### TASK INSTRUCTIONS:
Check each line of the records for "Jean"; collect those that have it.

### RECORDS SUPPLIED:
***
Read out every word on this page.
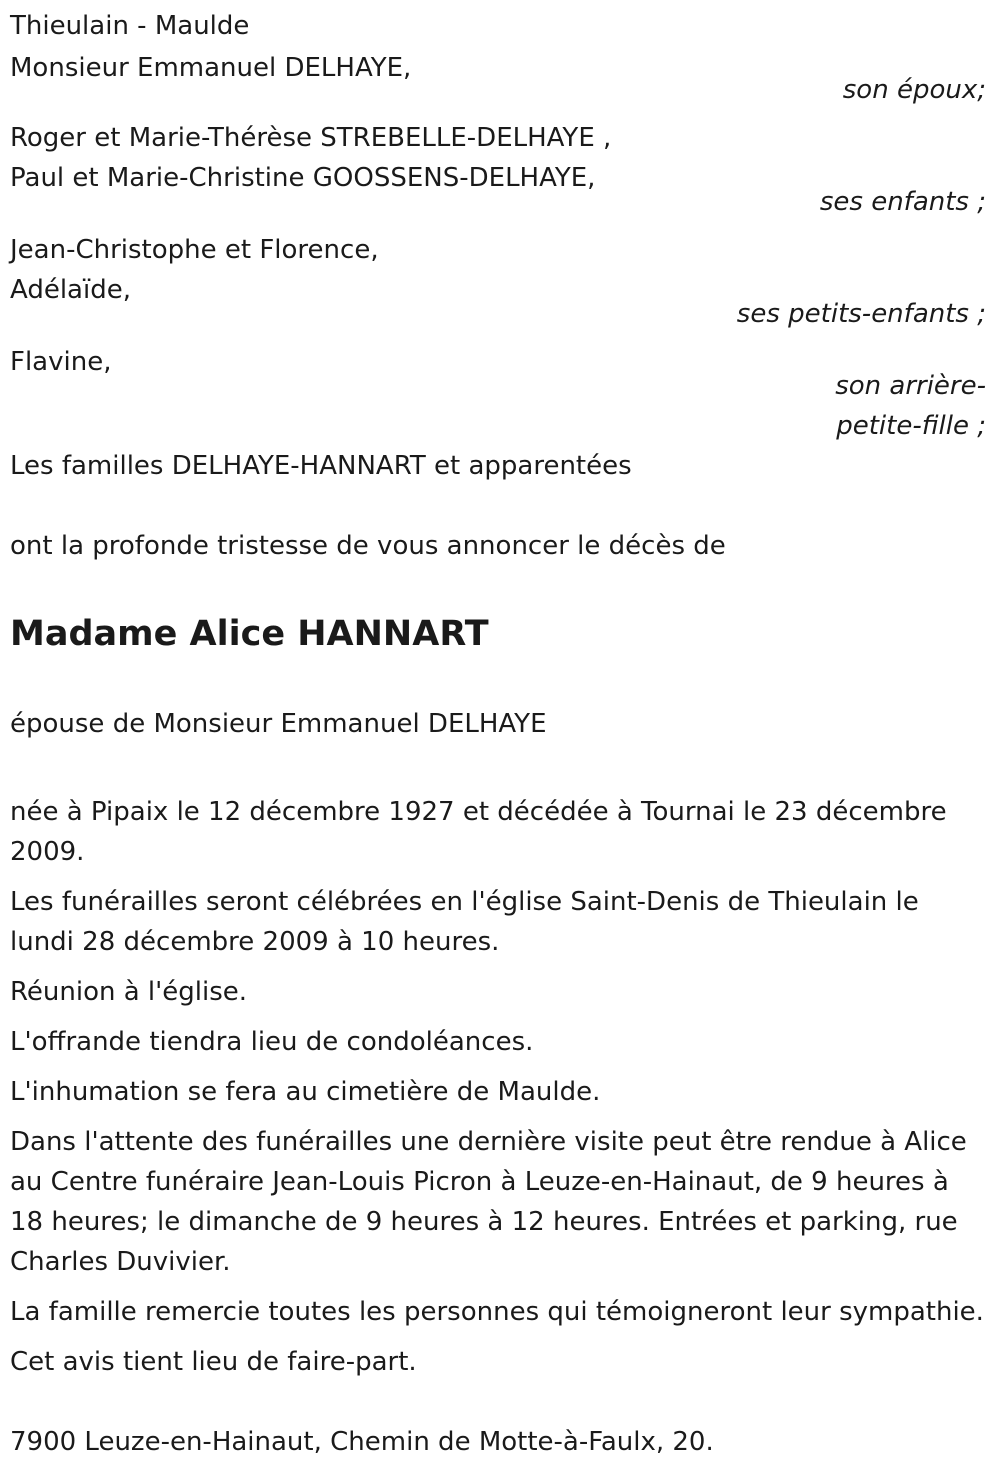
Thieulain - Maulde
Monsieur Emmanuel DELHAYE,
son époux;
Roger et Marie-Thérèse STREBELLE-DELHAYE ,
Paul et Marie-Christine GOOSSENS-DELHAYE,
ses enfants ;
Jean-Christophe et Florence,
Adélaïde,
ses petits-enfants ;
Flavine,
son arrière-
petite-fille ;
Les familles DELHAYE-HANNART et apparentées
ont la profonde tristesse de vous annoncer le décès de
Madame Alice HANNART
épouse de Monsieur Emmanuel DELHAYE
née à Pipaix le 12 décembre 1927 et décédée à Tournai le 23 décembre 2009.
Les funérailles seront célébrées en l'église Saint-Denis de Thieulain le lundi 28 décembre 2009 à 10 heures.
Réunion à l'église.
L'offrande tiendra lieu de condoléances.
L'inhumation se fera au cimetière de Maulde.
Dans l'attente des funérailles une dernière visite peut être rendue à Alice au Centre funéraire Jean-Louis Picron à Leuze-en-Hainaut, de 9 heures à 18 heures; le dimanche de 9 heures à 12 heures. Entrées et parking, rue Charles Duvivier.
La famille remercie toutes les personnes qui témoigneront leur sympathie.
Cet avis tient lieu de faire-part.
7900 Leuze-en-Hainaut, Chemin de Motte-à-Faulx, 20.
***
### TASK SOLUTION:
Jean-Christophe et Florence,
Dans l'attente des funérailles une dernière visite peut être rendue à Alice au Centre funéraire Jean-Louis Picron à Leuze-en-Hainaut, de 9 heures à 18 heures; le dimanche de 9 heures à 12 heures. Entrées et parking, rue Charles Duvivier.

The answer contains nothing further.